> _WORK TO BE COMPLETED_:
Write out all of the lines below, exactly and completely.

Stored records:

----

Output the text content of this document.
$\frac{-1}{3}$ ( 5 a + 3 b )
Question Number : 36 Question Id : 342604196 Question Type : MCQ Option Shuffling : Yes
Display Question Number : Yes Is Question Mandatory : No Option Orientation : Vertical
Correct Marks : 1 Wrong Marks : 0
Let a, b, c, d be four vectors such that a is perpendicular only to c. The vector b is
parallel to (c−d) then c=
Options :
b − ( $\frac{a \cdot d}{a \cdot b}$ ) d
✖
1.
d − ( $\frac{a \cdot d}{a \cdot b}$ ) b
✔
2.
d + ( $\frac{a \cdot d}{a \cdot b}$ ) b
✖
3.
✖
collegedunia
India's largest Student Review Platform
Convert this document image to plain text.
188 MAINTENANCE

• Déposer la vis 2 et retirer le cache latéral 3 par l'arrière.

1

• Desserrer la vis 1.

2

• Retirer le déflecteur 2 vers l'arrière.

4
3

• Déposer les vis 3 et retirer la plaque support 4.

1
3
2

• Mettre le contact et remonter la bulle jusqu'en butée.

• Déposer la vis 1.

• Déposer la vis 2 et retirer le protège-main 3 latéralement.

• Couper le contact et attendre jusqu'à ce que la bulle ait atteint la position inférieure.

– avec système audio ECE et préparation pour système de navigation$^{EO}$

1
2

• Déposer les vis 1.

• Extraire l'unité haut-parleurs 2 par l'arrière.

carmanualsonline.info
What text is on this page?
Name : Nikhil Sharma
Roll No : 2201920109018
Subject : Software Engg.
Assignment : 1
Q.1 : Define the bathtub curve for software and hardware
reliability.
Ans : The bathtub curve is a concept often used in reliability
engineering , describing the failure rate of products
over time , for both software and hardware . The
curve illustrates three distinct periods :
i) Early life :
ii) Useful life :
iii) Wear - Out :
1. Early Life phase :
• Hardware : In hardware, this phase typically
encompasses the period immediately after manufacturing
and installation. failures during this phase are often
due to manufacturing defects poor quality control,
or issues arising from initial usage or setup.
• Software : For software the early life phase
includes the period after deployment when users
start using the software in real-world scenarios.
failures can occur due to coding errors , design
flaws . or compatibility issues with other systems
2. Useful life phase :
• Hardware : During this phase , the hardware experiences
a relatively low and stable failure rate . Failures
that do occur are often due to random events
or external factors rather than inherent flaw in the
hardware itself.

----

> _EXPECTED OUTPUT_:
Output the text content of this document.
$\frac{-1}{3}$ ( 5 a + 3 b )
Question Number : 36 Question Id : 342604196 Question Type : MCQ Option Shuffling : Yes
Display Question Number : Yes Is Question Mandatory : No Option Orientation : Vertical
Correct Marks : 1 Wrong Marks : 0
Let a, b, c, d be four vectors such that a is perpendicular only to c. The vector b is
parallel to (c−d) then c=
Options :
b − ( $\frac{a \cdot d}{a \cdot b}$ ) d
✖
1.
d − ( $\frac{a \cdot d}{a \cdot b}$ ) b
✔
2.
d + ( $\frac{a \cdot d}{a \cdot b}$ ) b
✖
3.
✖
collegedunia
India's largest Student Review Platform
Convert this document image to plain text.
188 MAINTENANCE

• Déposer la vis 2 et retirer le cache latéral 3 par l'arrière.

1

• Desserrer la vis 1.

2

• Retirer le déflecteur 2 vers l'arrière.

4
3

• Déposer les vis 3 et retirer la plaque support 4.

1
3
2

• Mettre le contact et remonter la bulle jusqu'en butée.

• Déposer la vis 1.

• Déposer la vis 2 et retirer le protège-main 3 latéralement.

• Couper le contact et attendre jusqu'à ce que la bulle ait atteint la position inférieure.

– avec système audio ECE et préparation pour système de navigation$^{EO}$

1
2

• Déposer les vis 1.

• Extraire l'unité haut-parleurs 2 par l'arrière.

carmanualsonline.info
What text is on this page?
Name : Nikhil Sharma
Roll No : 2201920109018
Subject : Software Engg.
Assignment : 1
Q.1 : Define the bathtub curve for software and hardware
reliability.
Ans : The bathtub curve is a concept often used in reliability
engineering , describing the failure rate of products
over time , for both software and hardware . The
curve illustrates three distinct periods :
i) Early life :
ii) Useful life :
iii) Wear - Out :
1. Early Life phase :
• Hardware : In hardware, this phase typically
encompasses the period immediately after manufacturing
and installation. failures during this phase are often
due to manufacturing defects poor quality control,
or issues arising from initial usage or setup.
• Software : For software the early life phase
includes the period after deployment when users
start using the software in real-world scenarios.
failures can occur due to coding errors , design
flaws . or compatibility issues with other systems
2. Useful life phase :
• Hardware : During this phase , the hardware experiences
a relatively low and stable failure rate . Failures
that do occur are often due to random events
or external factors rather than inherent flaw in the
hardware itself.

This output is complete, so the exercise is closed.